= Work to complete =
Return each line of the listing that contains the string "megtámasztani".

= Data provided =
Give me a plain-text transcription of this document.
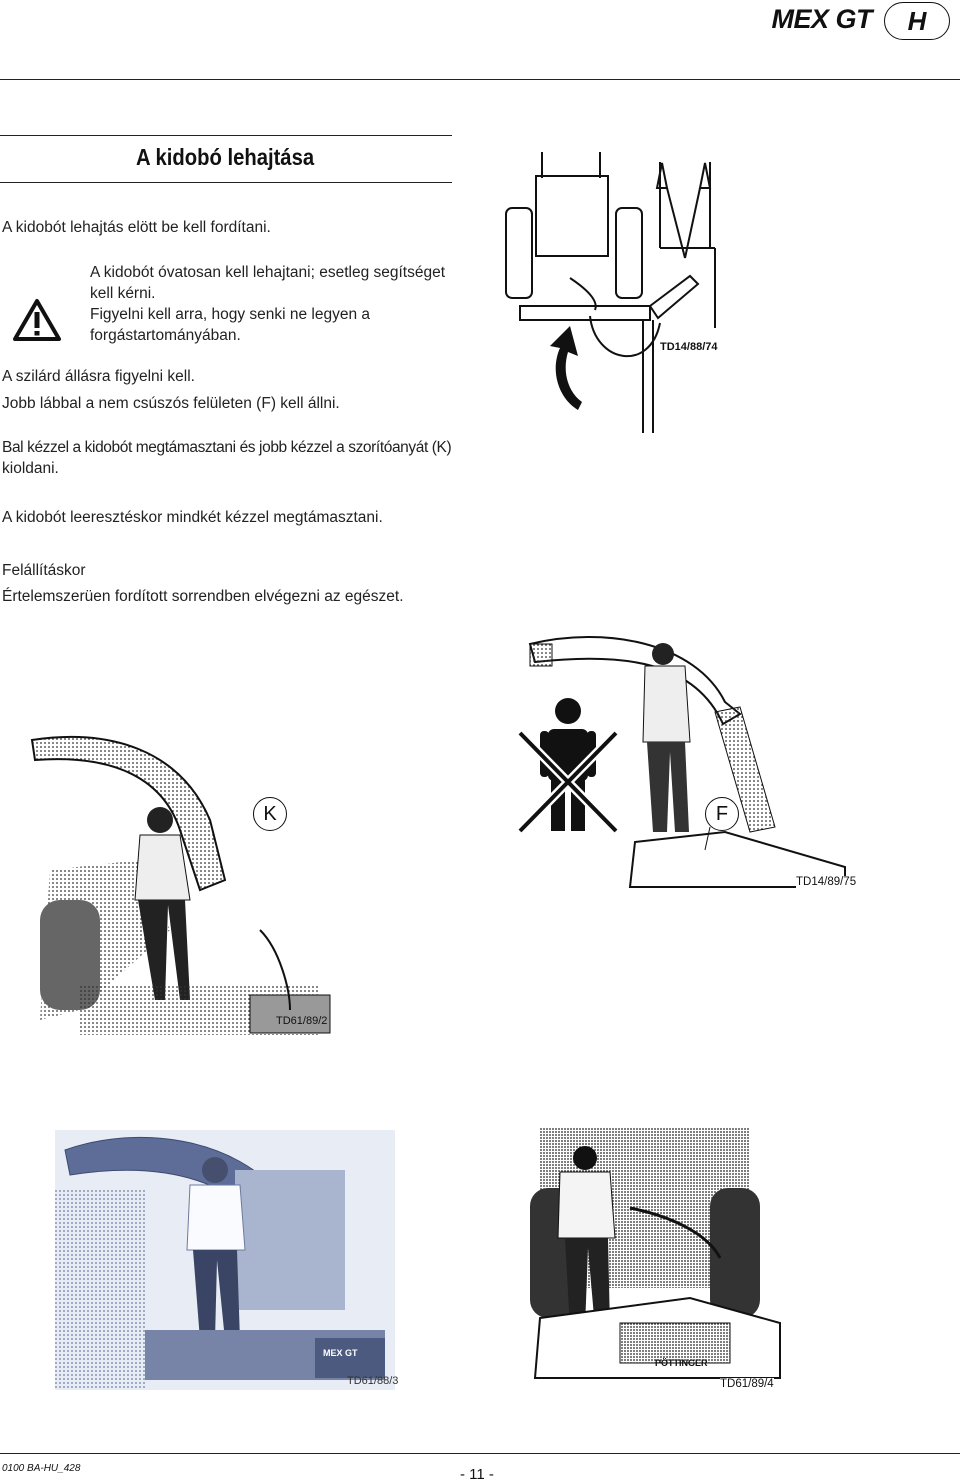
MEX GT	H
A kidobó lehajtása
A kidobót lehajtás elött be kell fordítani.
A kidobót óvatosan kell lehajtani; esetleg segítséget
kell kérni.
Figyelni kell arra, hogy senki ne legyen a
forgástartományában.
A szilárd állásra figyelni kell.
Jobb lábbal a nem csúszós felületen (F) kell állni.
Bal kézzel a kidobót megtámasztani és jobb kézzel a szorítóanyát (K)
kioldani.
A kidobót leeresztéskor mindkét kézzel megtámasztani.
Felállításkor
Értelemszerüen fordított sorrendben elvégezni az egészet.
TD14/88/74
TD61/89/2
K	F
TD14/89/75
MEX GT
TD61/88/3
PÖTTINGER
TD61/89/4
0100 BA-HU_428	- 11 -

...

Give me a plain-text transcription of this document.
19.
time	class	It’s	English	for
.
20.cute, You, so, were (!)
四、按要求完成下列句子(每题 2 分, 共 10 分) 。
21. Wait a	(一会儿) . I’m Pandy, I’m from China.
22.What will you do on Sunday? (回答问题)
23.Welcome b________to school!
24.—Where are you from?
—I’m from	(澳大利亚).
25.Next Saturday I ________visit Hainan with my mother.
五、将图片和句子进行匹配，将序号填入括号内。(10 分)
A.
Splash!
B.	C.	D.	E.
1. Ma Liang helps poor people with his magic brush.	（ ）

...

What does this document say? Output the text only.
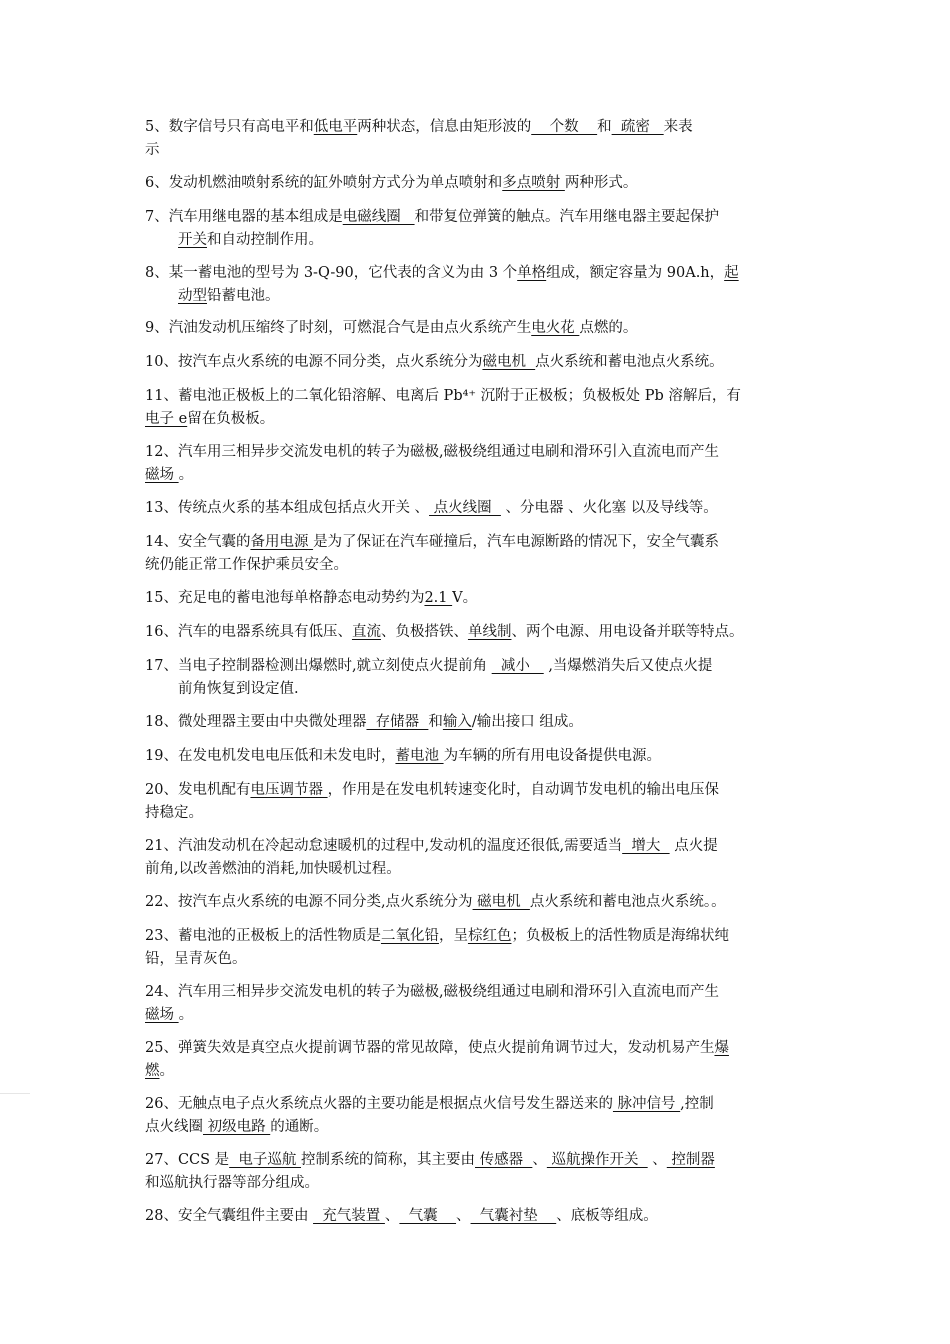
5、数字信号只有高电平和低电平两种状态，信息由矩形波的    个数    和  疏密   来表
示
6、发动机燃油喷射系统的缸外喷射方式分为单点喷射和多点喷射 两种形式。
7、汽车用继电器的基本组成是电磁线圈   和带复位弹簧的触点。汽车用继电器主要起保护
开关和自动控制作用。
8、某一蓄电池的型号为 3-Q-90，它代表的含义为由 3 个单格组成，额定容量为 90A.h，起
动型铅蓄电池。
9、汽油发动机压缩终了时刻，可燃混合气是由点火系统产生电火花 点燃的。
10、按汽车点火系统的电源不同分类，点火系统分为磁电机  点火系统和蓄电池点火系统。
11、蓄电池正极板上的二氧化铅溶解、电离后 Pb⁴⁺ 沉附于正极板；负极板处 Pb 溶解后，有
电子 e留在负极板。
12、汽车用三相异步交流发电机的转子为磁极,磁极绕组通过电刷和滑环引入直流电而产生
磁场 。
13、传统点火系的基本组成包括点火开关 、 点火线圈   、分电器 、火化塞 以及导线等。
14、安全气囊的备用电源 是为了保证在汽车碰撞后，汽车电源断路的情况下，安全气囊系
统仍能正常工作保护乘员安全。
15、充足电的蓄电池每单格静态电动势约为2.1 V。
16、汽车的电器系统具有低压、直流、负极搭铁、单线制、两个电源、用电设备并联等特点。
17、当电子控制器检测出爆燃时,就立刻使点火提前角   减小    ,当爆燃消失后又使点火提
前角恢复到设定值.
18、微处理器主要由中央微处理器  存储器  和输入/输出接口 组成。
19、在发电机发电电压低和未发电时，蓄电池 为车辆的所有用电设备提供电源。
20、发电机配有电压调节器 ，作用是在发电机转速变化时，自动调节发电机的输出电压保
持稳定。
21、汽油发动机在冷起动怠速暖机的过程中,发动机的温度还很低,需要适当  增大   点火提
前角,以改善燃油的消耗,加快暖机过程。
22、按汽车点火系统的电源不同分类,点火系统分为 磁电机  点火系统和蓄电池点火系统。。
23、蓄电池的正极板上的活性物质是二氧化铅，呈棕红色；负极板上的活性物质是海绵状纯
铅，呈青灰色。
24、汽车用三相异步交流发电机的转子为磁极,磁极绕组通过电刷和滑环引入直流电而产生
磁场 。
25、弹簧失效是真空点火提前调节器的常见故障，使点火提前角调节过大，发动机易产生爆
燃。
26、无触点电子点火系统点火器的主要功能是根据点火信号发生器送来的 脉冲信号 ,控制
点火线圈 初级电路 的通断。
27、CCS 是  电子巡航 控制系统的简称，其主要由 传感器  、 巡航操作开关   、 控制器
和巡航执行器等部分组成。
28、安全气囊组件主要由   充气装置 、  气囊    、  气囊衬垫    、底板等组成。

= Finished exercise =
Bal kézzel a kidobót megtámasztani és jobb kézzel a szorítóanyát (K)
A kidobót leeresztéskor mindkét kézzel megtámasztani.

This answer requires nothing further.